* begin *

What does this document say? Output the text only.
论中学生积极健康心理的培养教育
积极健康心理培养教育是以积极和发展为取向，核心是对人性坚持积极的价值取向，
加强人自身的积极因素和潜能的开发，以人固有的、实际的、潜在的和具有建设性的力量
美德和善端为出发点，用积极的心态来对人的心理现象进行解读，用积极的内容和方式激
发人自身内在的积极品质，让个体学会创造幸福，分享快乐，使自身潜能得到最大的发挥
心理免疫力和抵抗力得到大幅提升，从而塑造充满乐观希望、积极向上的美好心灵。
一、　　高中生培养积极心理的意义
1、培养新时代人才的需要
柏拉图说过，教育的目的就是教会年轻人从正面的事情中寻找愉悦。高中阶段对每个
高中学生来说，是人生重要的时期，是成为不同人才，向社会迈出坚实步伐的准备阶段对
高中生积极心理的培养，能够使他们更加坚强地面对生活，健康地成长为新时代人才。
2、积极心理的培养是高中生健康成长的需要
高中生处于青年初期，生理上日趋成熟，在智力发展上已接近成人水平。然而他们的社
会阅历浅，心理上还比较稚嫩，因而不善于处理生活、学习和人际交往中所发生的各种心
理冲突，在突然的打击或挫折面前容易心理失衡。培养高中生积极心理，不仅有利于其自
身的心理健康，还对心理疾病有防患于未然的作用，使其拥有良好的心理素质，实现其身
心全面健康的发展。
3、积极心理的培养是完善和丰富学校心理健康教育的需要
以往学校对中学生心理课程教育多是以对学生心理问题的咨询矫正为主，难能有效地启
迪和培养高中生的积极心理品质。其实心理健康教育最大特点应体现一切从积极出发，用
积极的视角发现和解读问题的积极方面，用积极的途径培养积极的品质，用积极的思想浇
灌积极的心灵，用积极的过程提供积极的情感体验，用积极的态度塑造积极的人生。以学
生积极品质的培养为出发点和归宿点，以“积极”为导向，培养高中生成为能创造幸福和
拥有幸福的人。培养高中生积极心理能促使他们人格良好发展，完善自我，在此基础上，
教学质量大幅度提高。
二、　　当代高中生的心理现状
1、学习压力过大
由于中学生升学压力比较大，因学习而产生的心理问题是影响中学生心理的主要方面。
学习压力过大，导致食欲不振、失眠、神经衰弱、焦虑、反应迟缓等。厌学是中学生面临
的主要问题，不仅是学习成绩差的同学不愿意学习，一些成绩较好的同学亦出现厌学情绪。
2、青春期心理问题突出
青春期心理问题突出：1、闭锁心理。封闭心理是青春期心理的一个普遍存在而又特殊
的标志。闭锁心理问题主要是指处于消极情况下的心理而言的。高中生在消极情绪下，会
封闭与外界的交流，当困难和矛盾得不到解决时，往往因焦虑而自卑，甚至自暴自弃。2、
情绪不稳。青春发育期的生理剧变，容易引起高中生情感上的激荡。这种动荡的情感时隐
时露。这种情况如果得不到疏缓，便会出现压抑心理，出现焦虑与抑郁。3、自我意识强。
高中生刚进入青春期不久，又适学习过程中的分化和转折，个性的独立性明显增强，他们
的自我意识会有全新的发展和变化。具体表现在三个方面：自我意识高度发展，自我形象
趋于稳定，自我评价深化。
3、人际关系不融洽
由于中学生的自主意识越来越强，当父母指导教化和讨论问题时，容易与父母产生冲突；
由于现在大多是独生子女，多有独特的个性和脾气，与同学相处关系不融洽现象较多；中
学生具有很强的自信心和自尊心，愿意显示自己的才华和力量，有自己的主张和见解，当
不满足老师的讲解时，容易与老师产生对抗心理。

* end *

● EXERCISE AIM
Print the records above in full, exactly.

● ANSWER IN FULL
What does this document say? Output the text only.
论中学生积极健康心理的培养教育
积极健康心理培养教育是以积极和发展为取向，核心是对人性坚持积极的价值取向，
加强人自身的积极因素和潜能的开发，以人固有的、实际的、潜在的和具有建设性的力量
美德和善端为出发点，用积极的心态来对人的心理现象进行解读，用积极的内容和方式激
发人自身内在的积极品质，让个体学会创造幸福，分享快乐，使自身潜能得到最大的发挥
心理免疫力和抵抗力得到大幅提升，从而塑造充满乐观希望、积极向上的美好心灵。
一、　　高中生培养积极心理的意义
1、培养新时代人才的需要
柏拉图说过，教育的目的就是教会年轻人从正面的事情中寻找愉悦。高中阶段对每个
高中学生来说，是人生重要的时期，是成为不同人才，向社会迈出坚实步伐的准备阶段对
高中生积极心理的培养，能够使他们更加坚强地面对生活，健康地成长为新时代人才。
2、积极心理的培养是高中生健康成长的需要
高中生处于青年初期，生理上日趋成熟，在智力发展上已接近成人水平。然而他们的社
会阅历浅，心理上还比较稚嫩，因而不善于处理生活、学习和人际交往中所发生的各种心
理冲突，在突然的打击或挫折面前容易心理失衡。培养高中生积极心理，不仅有利于其自
身的心理健康，还对心理疾病有防患于未然的作用，使其拥有良好的心理素质，实现其身
心全面健康的发展。
3、积极心理的培养是完善和丰富学校心理健康教育的需要
以往学校对中学生心理课程教育多是以对学生心理问题的咨询矫正为主，难能有效地启
迪和培养高中生的积极心理品质。其实心理健康教育最大特点应体现一切从积极出发，用
积极的视角发现和解读问题的积极方面，用积极的途径培养积极的品质，用积极的思想浇
灌积极的心灵，用积极的过程提供积极的情感体验，用积极的态度塑造积极的人生。以学
生积极品质的培养为出发点和归宿点，以“积极”为导向，培养高中生成为能创造幸福和
拥有幸福的人。培养高中生积极心理能促使他们人格良好发展，完善自我，在此基础上，
教学质量大幅度提高。
二、　　当代高中生的心理现状
1、学习压力过大
由于中学生升学压力比较大，因学习而产生的心理问题是影响中学生心理的主要方面。
学习压力过大，导致食欲不振、失眠、神经衰弱、焦虑、反应迟缓等。厌学是中学生面临
的主要问题，不仅是学习成绩差的同学不愿意学习，一些成绩较好的同学亦出现厌学情绪。
2、青春期心理问题突出
青春期心理问题突出：1、闭锁心理。封闭心理是青春期心理的一个普遍存在而又特殊
的标志。闭锁心理问题主要是指处于消极情况下的心理而言的。高中生在消极情绪下，会
封闭与外界的交流，当困难和矛盾得不到解决时，往往因焦虑而自卑，甚至自暴自弃。2、
情绪不稳。青春发育期的生理剧变，容易引起高中生情感上的激荡。这种动荡的情感时隐
时露。这种情况如果得不到疏缓，便会出现压抑心理，出现焦虑与抑郁。3、自我意识强。
高中生刚进入青春期不久，又适学习过程中的分化和转折，个性的独立性明显增强，他们
的自我意识会有全新的发展和变化。具体表现在三个方面：自我意识高度发展，自我形象
趋于稳定，自我评价深化。
3、人际关系不融洽
由于中学生的自主意识越来越强，当父母指导教化和讨论问题时，容易与父母产生冲突；
由于现在大多是独生子女，多有独特的个性和脾气，与同学相处关系不融洽现象较多；中
学生具有很强的自信心和自尊心，愿意显示自己的才华和力量，有自己的主张和见解，当
不满足老师的讲解时，容易与老师产生对抗心理。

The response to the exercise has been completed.